Aim of the task.
Lift out each line of the data that holds "글로벌오더".

----- Excerpted records -----

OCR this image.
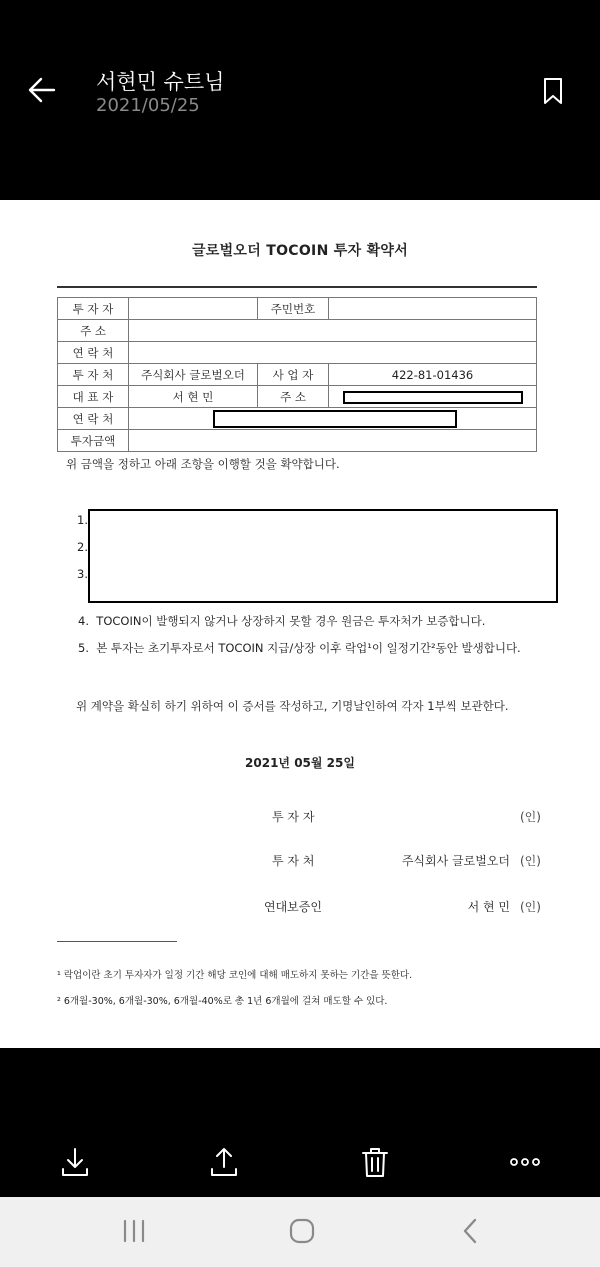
서현민 슈트님
2021/05/25
글로벌오더 TOCOIN 투자 확약서
투 자 자		주민번호	
주 소			
연 락 처			
투 자 처	주식회사 글로벌오더	사 업 자	422-81-01436
대 표 자	서 현 민	주 소	
연 락 처			
투자금액			
위 금액을 정하고 아래 조항을 이행할 것을 확약합니다.
1.
2.
3.
4. TOCOIN이 발행되지 않거나 상장하지 못할 경우 원금은 투자처가 보증합니다.
5. 본 투자는 초기투자로서 TOCOIN 지급/상장 이후 락업¹이 일정기간²동안 발생합니다.
위 계약을 확실히 하기 위하여 이 증서를 작성하고, 기명날인하여 각자 1부씩 보관한다.
2021년 05월 25일
투 자 자	(인)
투 자 처	주식회사 글로벌오더 (인)
연대보증인	서 현 민 (인)
¹ 락업이란 초기 투자자가 일정 기간 해당 코인에 대해 매도하지 못하는 기간을 뜻한다.
² 6개월-30%, 6개월-30%, 6개월-40%로 총 1년 6개월에 걸쳐 매도할 수 있다.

-----

Task solution.
글로벌오더 TOCOIN 투자 확약서
투 자 처	주식회사 글로벌오더	사 업 자	422-81-01436
투 자 처	주식회사 글로벌오더 (인)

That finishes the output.